EXERCISE:
Turn each item below into a JSON list of strings, with every line as its own string and blank lines dropped.

[Bounding box entries]
=-=-=-=-=

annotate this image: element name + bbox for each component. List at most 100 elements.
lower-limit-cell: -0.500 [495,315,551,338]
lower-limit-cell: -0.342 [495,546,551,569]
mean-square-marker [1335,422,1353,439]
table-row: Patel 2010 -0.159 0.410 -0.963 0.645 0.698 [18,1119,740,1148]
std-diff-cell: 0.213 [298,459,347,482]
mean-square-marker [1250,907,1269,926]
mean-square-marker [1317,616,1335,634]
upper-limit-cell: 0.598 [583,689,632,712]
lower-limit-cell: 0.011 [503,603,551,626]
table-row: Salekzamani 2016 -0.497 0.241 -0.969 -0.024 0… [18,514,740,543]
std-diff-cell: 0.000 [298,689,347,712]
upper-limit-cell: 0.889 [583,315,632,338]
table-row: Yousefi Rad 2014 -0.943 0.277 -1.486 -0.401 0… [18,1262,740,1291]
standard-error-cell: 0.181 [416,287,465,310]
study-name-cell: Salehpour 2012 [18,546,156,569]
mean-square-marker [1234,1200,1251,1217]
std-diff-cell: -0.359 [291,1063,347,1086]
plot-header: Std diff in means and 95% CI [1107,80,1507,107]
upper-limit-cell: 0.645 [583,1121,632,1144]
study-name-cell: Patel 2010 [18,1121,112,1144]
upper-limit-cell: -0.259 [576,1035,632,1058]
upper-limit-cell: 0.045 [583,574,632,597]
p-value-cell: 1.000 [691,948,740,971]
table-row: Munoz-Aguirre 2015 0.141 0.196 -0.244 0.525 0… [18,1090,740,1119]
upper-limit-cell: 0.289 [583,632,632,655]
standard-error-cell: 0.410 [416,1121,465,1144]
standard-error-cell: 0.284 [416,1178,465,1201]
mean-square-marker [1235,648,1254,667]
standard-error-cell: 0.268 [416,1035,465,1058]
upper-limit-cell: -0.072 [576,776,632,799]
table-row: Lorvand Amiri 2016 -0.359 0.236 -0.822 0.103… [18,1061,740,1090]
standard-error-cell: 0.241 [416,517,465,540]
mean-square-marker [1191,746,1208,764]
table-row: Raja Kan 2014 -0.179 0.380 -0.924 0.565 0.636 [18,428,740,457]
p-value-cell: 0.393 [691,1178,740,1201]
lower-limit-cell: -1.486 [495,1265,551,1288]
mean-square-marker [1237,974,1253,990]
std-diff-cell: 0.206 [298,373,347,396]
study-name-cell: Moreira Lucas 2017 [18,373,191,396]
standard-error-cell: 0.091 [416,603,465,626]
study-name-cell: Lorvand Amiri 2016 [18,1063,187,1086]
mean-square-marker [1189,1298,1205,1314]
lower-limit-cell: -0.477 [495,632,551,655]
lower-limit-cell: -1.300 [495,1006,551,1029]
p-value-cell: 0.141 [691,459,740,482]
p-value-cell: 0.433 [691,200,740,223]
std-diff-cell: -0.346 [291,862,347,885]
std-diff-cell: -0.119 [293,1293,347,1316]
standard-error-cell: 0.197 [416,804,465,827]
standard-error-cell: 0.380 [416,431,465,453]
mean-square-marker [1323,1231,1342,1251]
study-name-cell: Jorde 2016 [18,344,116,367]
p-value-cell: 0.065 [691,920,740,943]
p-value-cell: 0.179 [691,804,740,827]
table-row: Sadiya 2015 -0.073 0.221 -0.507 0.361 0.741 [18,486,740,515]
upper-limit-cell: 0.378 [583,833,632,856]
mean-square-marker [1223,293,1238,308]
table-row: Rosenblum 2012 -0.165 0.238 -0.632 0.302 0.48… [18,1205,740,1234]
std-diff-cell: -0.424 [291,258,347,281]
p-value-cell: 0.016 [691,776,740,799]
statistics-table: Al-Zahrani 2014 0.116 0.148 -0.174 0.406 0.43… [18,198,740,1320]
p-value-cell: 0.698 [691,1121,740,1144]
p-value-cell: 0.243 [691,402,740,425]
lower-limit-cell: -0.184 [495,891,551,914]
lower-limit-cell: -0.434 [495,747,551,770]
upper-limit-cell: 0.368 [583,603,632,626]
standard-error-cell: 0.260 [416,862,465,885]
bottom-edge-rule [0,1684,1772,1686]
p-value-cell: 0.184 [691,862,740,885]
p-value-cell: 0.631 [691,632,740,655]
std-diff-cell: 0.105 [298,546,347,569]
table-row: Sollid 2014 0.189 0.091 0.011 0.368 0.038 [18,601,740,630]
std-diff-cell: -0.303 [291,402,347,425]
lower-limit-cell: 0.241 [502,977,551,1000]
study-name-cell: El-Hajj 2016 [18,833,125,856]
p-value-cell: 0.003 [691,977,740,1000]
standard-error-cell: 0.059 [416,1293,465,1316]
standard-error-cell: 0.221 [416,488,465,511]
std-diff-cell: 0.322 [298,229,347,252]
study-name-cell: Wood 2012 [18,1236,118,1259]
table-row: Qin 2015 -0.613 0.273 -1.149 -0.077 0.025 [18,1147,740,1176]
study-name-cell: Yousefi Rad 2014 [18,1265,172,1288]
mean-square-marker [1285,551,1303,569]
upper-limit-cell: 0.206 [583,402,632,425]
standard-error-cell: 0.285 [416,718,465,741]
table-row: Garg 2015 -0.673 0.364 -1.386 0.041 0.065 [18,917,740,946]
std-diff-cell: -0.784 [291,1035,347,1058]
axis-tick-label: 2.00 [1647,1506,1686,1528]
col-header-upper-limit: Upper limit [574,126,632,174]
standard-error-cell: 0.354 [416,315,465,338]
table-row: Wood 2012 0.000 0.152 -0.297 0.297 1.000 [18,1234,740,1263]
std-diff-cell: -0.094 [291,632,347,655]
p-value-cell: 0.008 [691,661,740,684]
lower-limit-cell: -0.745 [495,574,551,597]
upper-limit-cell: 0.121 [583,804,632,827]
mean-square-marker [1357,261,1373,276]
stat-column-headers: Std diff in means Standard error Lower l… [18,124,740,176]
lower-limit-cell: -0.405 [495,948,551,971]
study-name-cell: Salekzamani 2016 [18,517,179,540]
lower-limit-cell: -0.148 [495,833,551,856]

=-=-=-=-=

SOLUTION BELOW:
[
  "annotate this image: element name + bbox for each component. List at most 100 elements.",
  "lower-limit-cell: -0.500 [495,315,551,338]",
  "lower-limit-cell: -0.342 [495,546,551,569]",
  "mean-square-marker [1335,422,1353,439]",
  "table-row: Patel 2010 -0.159 0.410 -0.963 0.645 0.698 [18,1119,740,1148]",
  "std-diff-cell: 0.213 [298,459,347,482]",
  "mean-square-marker [1250,907,1269,926]",
  "mean-square-marker [1317,616,1335,634]",
  "upper-limit-cell: 0.598 [583,689,632,712]",
  "lower-limit-cell: 0.011 [503,603,551,626]",
  "table-row: Salekzamani 2016 -0.497 0.241 -0.969 -0.024 0… [18,514,740,543]",
  "std-diff-cell: 0.000 [298,689,347,712]",
  "upper-limit-cell: 0.889 [583,315,632,338]",
  "table-row: Yousefi Rad 2014 -0.943 0.277 -1.486 -0.401 0… [18,1262,740,1291]",
  "standard-error-cell: 0.181 [416,287,465,310]",
  "study-name-cell: Salehpour 2012 [18,546,156,569]",
  "mean-square-marker [1234,1200,1251,1217]",
  "std-diff-cell: -0.359 [291,1063,347,1086]",
  "plot-header: Std diff in means and 95% CI [1107,80,1507,107]",
  "upper-limit-cell: 0.645 [583,1121,632,1144]",
  "study-name-cell: Patel 2010 [18,1121,112,1144]",
  "upper-limit-cell: -0.259 [576,1035,632,1058]",
  "upper-limit-cell: 0.045 [583,574,632,597]",
  "p-value-cell: 1.000 [691,948,740,971]",
  "table-row: Munoz-Aguirre 2015 0.141 0.196 -0.244 0.525 0… [18,1090,740,1119]",
  "upper-limit-cell: 0.289 [583,632,632,655]",
  "standard-error-cell: 0.410 [416,1121,465,1144]",
  "standard-error-cell: 0.284 [416,1178,465,1201]",
  "mean-square-marker [1235,648,1254,667]",
  "standard-error-cell: 0.268 [416,1035,465,1058]",
  "upper-limit-cell: -0.072 [576,776,632,799]",
  "table-row: Lorvand Amiri 2016 -0.359 0.236 -0.822 0.103… [18,1061,740,1090]",
  "standard-error-cell: 0.241 [416,517,465,540]",
  "mean-square-marker [1191,746,1208,764]",
  "table-row: Raja Kan 2014 -0.179 0.380 -0.924 0.565 0.636 [18,428,740,457]",
  "p-value-cell: 0.393 [691,1178,740,1201]",
  "lower-limit-cell: -1.486 [495,1265,551,1288]",
  "mean-square-marker [1237,974,1253,990]",
  "std-diff-cell: 0.206 [298,373,347,396]",
  "study-name-cell: Moreira Lucas 2017 [18,373,191,396]",
  "standard-error-cell: 0.091 [416,603,465,626]",
  "study-name-cell: Lorvand Amiri 2016 [18,1063,187,1086]",
  "mean-square-marker [1189,1298,1205,1314]",
  "lower-limit-cell: -0.477 [495,632,551,655]",
  "lower-limit-cell: -1.300 [495,1006,551,1029]",
  "p-value-cell: 0.141 [691,459,740,482]",
  "p-value-cell: 0.433 [691,200,740,223]",
  "std-diff-cell: -0.346 [291,862,347,885]",
  "std-diff-cell: -0.119 [293,1293,347,1316]",
  "standard-error-cell: 0.197 [416,804,465,827]",
  "standard-error-cell: 0.380 [416,431,465,453]",
  "mean-square-marker [1323,1231,1342,1251]",
  "study-name-cell: Jorde 2016 [18,344,116,367]",
  "p-value-cell: 0.065 [691,920,740,943]",
  "p-value-cell: 0.179 [691,804,740,827]",
  "table-row: Sadiya 2015 -0.073 0.221 -0.507 0.361 0.741 [18,486,740,515]",
  "upper-limit-cell: 0.378 [583,833,632,856]",
  "mean-square-marker [1223,293,1238,308]",
  "table-row: Rosenblum 2012 -0.165 0.238 -0.632 0.302 0.48… [18,1205,740,1234]",
  "std-diff-cell: -0.424 [291,258,347,281]",
  "p-value-cell: 0.016 [691,776,740,799]",
  "statistics-table: Al-Zahrani 2014 0.116 0.148 -0.174 0.406 0.43… [18,198,740,1320]",
  "p-value-cell: 0.698 [691,1121,740,1144]",
  "p-value-cell: 0.243 [691,402,740,425]",
  "lower-limit-cell: -0.184 [495,891,551,914]",
  "lower-limit-cell: -0.434 [495,747,551,770]",
  "upper-limit-cell: 0.368 [583,603,632,626]",
  "standard-error-cell: 0.260 [416,862,465,885]",
  "bottom-edge-rule [0,1684,1772,1686]",
  "p-value-cell: 0.184 [691,862,740,885]",
  "p-value-cell: 0.631 [691,632,740,655]",
  "std-diff-cell: 0.105 [298,546,347,569]",
  "table-row: Sollid 2014 0.189 0.091 0.011 0.368 0.038 [18,601,740,630]",
  "std-diff-cell: -0.303 [291,402,347,425]",
  "lower-limit-cell: 0.241 [502,977,551,1000]",
  "study-name-cell: El-Hajj 2016 [18,833,125,856]",
  "p-value-cell: 0.003 [691,977,740,1000]",
  "standard-error-cell: 0.059 [416,1293,465,1316]",
  "standard-error-cell: 0.221 [416,488,465,511]",
  "std-diff-cell: 0.322 [298,229,347,252]",
  "study-name-cell: Wood 2012 [18,1236,118,1259]",
  "table-row: Qin 2015 -0.613 0.273 -1.149 -0.077 0.025 [18,1147,740,1176]",
  "study-name-cell: Yousefi Rad 2014 [18,1265,172,1288]",
  "mean-square-marker [1285,551,1303,569]",
  "upper-limit-cell: 0.206 [583,402,632,425]",
  "standard-error-cell: 0.285 [416,718,465,741]",
  "table-row: Garg 2015 -0.673 0.364 -1.386 0.041 0.065 [18,917,740,946]",
  "std-diff-cell: -0.784 [291,1035,347,1058]",
  "axis-tick-label: 2.00 [1647,1506,1686,1528]",
  "col-header-upper-limit: Upper limit [574,126,632,174]",
  "standard-error-cell: 0.354 [416,315,465,338]",
  "table-row: Wood 2012 0.000 0.152 -0.297 0.297 1.000 [18,1234,740,1263]",
  "std-diff-cell: -0.094 [291,632,347,655]",
  "p-value-cell: 0.008 [691,661,740,684]",
  "lower-limit-cell: -0.745 [495,574,551,597]",
  "upper-limit-cell: 0.121 [583,804,632,827]",
  "mean-square-marker [1357,261,1373,276]",
  "stat-column-headers: Std diff in means Standard error Lower l… [18,124,740,176]",
  "lower-limit-cell: -0.405 [495,948,551,971]",
  "study-name-cell: Salekzamani 2016 [18,517,179,540]",
  "lower-limit-cell: -0.148 [495,833,551,856]"
]